8 juin [1838], vendredi, midi ½

Bonjour mon bien-aimé, comment vas-tu, comment m’aimes-tu ce matin ? Moi, je t’aime de toute mon âme et j’ai mes raisons pour cela, mais je crains que tu n’aies les tiennes aussi pour ne pas m’aimer du tout. Enfin mon pauvre bien-aimé, je t’aime, moi, c’est bien vrai et bien sûr. Je vais faire tous mes efforts pour déraciner ma brusquerie et mon mauvais caractère qui dénaturent et travestissenta à tes yeux en froideur et en brutalité l’amour le plus vrai, plus tendre, le plus passionné et le plus dévoué qu’il y ait jamais eu dans le cœur d’une femme. Si je n’y parviens pas, je couronnerai mes efforts par un acte de mauvais caractère qui te débarrassera à tout jamais de moi. Je sens que je ne peux pas vivre sans ton amour, et je sens aussi que mon caractère est un obstacle à ce que tu m’aimes. Je souffre et je te fais souffrir, ce qui m’est odieux et insupportable. Je te promets sincèrement de faire tout mon possible pour dompter mon caractère. En attendant, je t’aime, je te désire et je t’attends. Mme Lanvin n’est pas encore venue pour la reconnaissance. Dans le cas où elle manquerait le jour ce ne sera pas une perte énorme, le capital n’étant que de 20 francs. Cependant il vaudrait mieux qu’elle vînt. Je t’aime, mon Victor bien-aimé, c’est vrai.

## Consignes de l'exercice
Indiquez si chacune des affirmations suivantes concorde avec la lettre du 8 juin : (a) le capital en jeu dans la reconnaissance s'élève à 20 francs ; (b) Mme Lanvin est déjà venue pour la reconnaissance ; (c) la lettre affirme qu'il est possible de vivre sans l'amour du destinataire. Répondez par oui ou par non et citez à chaque fois les mots décisifs de la lettre. Les entrées qui suivent proviennent d'une autre source que la lettre.

## Entrées brutes

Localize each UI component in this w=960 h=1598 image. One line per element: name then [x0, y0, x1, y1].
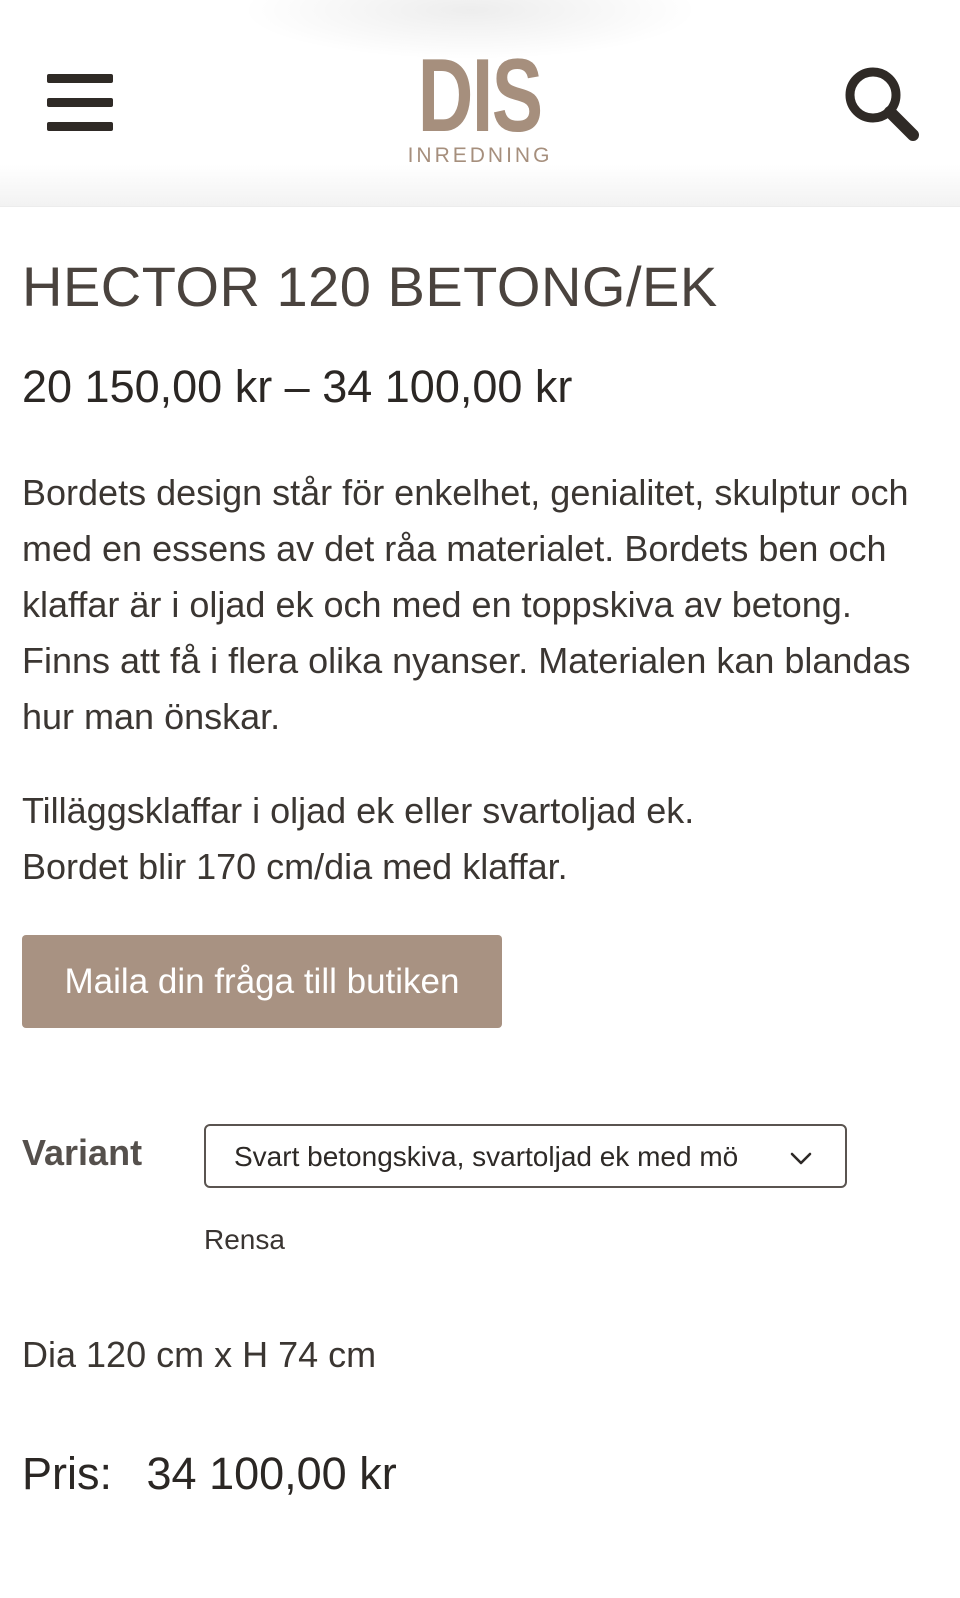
site-header: DIS INREDNING: [0, 0, 960, 207]
variant-selected-value: Svart betongskiva, svartoljad ek med mö: [234, 1141, 739, 1172]
price-label: Pris:: [22, 1448, 112, 1499]
extra-info-line: Tilläggsklaffar i oljad ek eller svartol…: [22, 790, 695, 831]
variant-label: Variant: [22, 1132, 143, 1173]
extra-info: Tilläggsklaffar i oljad ek eller svartol…: [22, 783, 938, 895]
logo[interactable]: DIS INREDNING: [0, 38, 960, 168]
product-description: Bordets design står för enkelhet, genial…: [22, 472, 911, 737]
product-title: HECTOR 120 BETONG/EK: [22, 255, 718, 318]
product-dimensions: Dia 120 cm x H 74 cm: [22, 1334, 377, 1375]
variant-row: Variant Svart betongskiva, svartoljad ek…: [22, 1124, 938, 1190]
variant-select[interactable]: Svart betongskiva, svartoljad ek med mö: [204, 1124, 847, 1188]
clear-variant-link[interactable]: Rensa: [204, 1224, 285, 1256]
logo-wordmark: DIS: [418, 38, 543, 154]
search-icon[interactable]: [843, 65, 923, 145]
product-content: HECTOR 120 BETONG/EK 20 150,00 kr – 34 1…: [0, 207, 960, 1500]
extra-info-line: Bordet blir 170 cm/dia med klaffar.: [22, 846, 568, 887]
price-value: 34 100,00 kr: [146, 1448, 397, 1499]
mail-question-button[interactable]: Maila din fråga till butiken: [22, 935, 502, 1028]
price-row: Pris: 34 100,00 kr: [22, 1448, 938, 1500]
chevron-down-icon: [790, 1152, 812, 1165]
price-range: 20 150,00 kr – 34 100,00 kr: [22, 361, 573, 412]
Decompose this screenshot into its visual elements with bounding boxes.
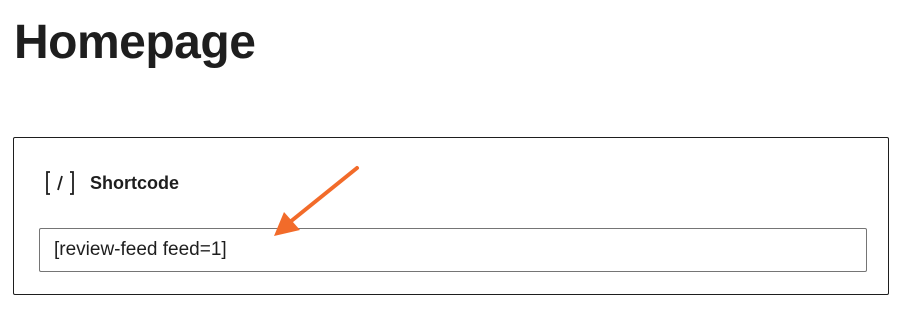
page-title[interactable]: Homepage <box>14 14 256 72</box>
block-label: Shortcode <box>90 172 180 193</box>
block-header: Shortcode <box>44 167 179 199</box>
shortcode-icon <box>44 167 76 199</box>
shortcode-block[interactable]: Shortcode <box>13 137 889 295</box>
shortcode-input[interactable] <box>39 228 867 272</box>
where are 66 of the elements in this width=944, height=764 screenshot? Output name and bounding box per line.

## Réponse détaillée
(a) Oui : « le capital n’étant que de 20 francs ».
(b) Non : « Mme Lanvin n’est pas encore venue pour la reconnaissance ».
(c) Non : « Je sens que je ne peux pas vivre sans ton amour ».